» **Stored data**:

[Start]

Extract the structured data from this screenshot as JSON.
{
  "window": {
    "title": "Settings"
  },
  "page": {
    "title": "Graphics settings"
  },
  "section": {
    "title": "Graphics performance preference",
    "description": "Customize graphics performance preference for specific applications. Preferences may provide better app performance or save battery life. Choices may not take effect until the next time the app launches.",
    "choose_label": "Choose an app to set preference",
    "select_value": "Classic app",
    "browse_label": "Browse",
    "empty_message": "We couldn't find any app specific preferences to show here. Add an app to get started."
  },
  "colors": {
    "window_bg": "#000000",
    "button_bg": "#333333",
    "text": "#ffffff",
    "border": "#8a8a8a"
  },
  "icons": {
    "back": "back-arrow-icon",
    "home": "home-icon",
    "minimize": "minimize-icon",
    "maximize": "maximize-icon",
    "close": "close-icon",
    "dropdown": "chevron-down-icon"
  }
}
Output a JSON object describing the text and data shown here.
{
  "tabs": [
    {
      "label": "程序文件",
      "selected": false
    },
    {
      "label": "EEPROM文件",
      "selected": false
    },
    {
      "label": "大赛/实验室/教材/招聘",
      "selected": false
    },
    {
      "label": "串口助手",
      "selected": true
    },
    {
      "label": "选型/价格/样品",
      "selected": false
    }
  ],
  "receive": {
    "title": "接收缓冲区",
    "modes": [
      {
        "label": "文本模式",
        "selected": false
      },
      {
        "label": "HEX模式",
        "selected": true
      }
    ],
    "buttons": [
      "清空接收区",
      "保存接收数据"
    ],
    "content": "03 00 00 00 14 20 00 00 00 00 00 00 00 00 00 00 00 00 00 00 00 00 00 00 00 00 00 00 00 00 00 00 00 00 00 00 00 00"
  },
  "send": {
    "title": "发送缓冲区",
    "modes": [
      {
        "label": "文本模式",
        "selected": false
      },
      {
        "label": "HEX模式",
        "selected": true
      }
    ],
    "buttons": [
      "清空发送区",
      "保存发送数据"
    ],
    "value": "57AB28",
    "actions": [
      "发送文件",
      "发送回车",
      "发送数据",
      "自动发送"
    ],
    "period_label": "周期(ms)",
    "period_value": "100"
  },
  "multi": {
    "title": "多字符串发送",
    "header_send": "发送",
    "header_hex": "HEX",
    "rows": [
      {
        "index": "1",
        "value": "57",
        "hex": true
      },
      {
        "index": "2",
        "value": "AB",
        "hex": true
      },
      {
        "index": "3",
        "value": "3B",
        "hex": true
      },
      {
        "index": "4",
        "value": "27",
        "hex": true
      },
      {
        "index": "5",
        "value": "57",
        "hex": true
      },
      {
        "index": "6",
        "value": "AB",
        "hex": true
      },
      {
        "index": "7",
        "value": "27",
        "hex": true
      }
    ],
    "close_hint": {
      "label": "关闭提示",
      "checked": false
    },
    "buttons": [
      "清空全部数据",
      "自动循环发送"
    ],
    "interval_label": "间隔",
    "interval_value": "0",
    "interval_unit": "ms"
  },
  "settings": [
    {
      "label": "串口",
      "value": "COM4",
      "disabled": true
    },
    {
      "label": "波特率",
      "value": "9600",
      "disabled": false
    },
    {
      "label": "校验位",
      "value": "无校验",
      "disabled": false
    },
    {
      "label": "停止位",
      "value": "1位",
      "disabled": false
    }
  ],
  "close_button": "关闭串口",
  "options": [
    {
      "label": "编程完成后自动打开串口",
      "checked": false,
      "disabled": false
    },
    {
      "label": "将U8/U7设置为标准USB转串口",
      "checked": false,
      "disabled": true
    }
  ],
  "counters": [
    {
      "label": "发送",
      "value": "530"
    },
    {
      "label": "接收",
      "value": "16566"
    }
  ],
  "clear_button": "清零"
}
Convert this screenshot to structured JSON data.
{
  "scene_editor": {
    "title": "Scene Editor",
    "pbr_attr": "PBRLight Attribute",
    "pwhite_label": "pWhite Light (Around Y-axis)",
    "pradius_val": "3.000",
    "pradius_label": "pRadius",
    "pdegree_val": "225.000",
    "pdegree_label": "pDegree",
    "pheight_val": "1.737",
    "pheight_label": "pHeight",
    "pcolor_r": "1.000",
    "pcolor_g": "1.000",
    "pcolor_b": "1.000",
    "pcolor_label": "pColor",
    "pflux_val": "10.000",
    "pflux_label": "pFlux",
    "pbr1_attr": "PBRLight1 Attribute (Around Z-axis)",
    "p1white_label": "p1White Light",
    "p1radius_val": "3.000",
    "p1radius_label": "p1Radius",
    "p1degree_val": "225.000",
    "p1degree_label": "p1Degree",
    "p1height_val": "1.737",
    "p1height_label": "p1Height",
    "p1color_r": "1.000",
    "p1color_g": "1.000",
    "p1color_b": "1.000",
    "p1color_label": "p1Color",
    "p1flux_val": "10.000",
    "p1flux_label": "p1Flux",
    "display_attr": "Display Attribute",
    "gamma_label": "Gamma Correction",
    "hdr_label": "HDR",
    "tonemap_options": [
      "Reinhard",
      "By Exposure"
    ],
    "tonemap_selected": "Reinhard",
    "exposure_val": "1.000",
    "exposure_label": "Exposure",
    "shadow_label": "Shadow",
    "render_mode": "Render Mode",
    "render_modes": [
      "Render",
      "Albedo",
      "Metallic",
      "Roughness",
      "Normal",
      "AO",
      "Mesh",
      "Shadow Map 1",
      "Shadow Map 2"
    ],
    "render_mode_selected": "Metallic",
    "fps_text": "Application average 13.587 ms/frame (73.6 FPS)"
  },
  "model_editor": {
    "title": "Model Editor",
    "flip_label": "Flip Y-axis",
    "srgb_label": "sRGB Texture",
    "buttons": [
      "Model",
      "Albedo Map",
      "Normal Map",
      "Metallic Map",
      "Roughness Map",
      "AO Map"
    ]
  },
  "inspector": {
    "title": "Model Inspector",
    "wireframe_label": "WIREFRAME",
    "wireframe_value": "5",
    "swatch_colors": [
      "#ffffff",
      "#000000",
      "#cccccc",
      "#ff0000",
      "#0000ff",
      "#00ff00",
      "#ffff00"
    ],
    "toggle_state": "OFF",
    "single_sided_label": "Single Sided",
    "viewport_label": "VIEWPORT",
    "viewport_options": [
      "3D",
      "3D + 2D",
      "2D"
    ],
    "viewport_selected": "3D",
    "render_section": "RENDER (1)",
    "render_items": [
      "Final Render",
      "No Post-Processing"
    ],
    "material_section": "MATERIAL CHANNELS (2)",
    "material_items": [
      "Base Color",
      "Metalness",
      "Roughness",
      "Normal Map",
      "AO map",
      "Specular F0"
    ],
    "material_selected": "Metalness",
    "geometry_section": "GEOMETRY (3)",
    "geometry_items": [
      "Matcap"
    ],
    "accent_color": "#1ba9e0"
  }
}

[End]

» **INSTRUCTION**: Check every line of the data above for the string "performance", and copy those that have it.

» **RESPONSE FOR THIS EXERCISE**:
    "title": "Graphics performance preference",
    "description": "Customize graphics performance preference for specific applications. Preferences may provide better app performance or save battery life. Choices may not take effect until the next time the app launches.",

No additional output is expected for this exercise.